> [Problem description] Review the listing and copy each line that holds the word "JSON".

===============

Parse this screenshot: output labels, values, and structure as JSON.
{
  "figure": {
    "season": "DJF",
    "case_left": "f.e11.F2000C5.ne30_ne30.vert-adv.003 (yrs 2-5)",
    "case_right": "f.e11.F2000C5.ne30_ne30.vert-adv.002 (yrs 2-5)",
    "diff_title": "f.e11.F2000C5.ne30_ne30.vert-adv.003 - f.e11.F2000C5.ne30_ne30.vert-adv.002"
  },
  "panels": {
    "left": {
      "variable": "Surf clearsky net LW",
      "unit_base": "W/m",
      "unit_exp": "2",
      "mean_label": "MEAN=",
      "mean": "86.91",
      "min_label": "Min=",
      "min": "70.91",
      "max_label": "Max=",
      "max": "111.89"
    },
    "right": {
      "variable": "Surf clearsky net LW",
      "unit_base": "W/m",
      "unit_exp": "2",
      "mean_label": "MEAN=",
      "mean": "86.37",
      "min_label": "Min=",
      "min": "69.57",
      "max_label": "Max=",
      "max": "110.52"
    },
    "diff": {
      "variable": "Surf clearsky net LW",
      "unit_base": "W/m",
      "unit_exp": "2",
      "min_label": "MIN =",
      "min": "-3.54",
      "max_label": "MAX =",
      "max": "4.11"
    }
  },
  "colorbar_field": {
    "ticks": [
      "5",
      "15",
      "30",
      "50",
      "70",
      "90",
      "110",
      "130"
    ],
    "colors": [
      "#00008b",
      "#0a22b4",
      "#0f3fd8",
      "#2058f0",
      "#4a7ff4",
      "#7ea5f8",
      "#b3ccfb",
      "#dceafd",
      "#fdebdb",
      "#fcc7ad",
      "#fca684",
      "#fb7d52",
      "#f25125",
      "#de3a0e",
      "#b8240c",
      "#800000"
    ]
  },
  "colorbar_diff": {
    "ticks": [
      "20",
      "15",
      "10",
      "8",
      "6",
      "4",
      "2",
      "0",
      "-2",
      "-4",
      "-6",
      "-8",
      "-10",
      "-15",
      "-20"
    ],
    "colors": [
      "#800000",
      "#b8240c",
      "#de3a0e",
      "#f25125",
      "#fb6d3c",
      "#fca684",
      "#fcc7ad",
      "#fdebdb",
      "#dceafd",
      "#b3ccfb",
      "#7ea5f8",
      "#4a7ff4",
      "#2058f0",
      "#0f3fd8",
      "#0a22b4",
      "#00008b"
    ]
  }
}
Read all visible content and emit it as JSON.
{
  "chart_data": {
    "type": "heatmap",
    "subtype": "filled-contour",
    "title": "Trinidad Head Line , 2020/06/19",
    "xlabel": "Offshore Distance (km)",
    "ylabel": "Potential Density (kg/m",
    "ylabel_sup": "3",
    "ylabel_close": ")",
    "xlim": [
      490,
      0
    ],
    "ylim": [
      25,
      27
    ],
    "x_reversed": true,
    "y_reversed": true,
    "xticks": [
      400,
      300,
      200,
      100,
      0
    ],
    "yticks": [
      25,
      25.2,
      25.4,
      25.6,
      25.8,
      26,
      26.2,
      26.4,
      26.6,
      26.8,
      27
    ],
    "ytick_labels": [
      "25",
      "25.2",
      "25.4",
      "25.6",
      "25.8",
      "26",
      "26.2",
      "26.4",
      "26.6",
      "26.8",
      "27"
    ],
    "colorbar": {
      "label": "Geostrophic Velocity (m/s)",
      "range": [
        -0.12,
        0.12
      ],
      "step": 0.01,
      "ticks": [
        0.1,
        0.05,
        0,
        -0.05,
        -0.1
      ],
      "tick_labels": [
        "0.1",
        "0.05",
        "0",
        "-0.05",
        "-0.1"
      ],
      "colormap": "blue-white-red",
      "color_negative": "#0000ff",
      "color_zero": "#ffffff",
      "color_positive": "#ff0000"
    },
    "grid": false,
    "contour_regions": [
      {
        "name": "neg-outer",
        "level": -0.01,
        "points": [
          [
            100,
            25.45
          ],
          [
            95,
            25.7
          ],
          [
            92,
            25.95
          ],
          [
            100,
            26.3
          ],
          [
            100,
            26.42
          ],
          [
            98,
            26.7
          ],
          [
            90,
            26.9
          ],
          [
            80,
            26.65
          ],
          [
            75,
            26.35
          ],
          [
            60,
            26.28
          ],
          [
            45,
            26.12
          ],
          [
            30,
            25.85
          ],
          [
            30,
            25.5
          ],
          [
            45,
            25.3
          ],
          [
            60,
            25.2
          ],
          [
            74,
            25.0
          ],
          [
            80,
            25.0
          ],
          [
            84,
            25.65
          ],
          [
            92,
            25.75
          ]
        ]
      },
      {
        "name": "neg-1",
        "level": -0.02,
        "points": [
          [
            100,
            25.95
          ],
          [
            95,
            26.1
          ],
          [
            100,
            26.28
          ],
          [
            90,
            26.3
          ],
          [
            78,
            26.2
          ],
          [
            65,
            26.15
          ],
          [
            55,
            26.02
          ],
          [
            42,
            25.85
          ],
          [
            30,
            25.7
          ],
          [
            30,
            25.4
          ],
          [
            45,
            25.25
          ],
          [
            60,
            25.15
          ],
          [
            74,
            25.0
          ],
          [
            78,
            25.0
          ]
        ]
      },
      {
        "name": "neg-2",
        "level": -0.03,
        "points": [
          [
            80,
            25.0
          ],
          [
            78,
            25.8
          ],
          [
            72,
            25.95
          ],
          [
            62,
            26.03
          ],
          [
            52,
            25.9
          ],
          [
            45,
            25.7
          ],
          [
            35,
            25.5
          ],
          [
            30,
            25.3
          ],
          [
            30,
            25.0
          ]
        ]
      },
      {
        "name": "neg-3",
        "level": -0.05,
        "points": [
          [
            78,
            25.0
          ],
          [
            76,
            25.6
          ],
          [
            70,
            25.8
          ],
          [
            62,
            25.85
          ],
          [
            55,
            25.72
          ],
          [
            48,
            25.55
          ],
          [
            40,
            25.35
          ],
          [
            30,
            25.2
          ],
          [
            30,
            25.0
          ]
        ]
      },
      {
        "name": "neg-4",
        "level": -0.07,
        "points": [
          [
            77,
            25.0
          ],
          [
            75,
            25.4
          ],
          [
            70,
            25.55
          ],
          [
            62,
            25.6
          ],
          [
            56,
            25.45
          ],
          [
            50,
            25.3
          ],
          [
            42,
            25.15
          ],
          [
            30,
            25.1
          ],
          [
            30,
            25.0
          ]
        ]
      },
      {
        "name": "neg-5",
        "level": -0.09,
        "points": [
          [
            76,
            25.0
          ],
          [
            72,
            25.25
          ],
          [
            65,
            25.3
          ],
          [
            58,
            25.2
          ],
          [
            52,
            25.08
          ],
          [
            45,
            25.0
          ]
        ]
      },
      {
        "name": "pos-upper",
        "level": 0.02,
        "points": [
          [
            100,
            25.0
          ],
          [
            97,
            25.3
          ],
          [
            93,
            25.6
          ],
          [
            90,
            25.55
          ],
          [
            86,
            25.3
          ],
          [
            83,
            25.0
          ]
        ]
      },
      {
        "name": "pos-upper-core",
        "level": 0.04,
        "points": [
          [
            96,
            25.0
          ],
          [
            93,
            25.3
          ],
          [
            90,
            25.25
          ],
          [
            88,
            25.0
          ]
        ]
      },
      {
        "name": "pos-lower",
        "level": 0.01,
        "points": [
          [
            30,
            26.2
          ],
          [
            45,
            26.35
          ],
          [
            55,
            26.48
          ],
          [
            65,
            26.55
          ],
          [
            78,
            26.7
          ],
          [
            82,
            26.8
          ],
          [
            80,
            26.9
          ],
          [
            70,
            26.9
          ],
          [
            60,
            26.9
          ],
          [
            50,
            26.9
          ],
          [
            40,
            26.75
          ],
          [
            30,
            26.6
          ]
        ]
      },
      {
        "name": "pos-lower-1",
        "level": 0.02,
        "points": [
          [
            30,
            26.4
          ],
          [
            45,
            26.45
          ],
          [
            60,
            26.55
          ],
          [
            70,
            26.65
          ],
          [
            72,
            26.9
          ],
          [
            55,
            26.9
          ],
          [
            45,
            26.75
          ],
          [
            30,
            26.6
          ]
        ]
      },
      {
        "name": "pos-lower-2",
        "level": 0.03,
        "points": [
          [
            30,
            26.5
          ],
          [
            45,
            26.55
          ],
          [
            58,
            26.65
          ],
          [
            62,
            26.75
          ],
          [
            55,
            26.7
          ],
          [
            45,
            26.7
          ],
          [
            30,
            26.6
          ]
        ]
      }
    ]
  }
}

===============

> [Response to this task]
Parse this screenshot: output labels, values, and structure as JSON.
Read all visible content and emit it as JSON.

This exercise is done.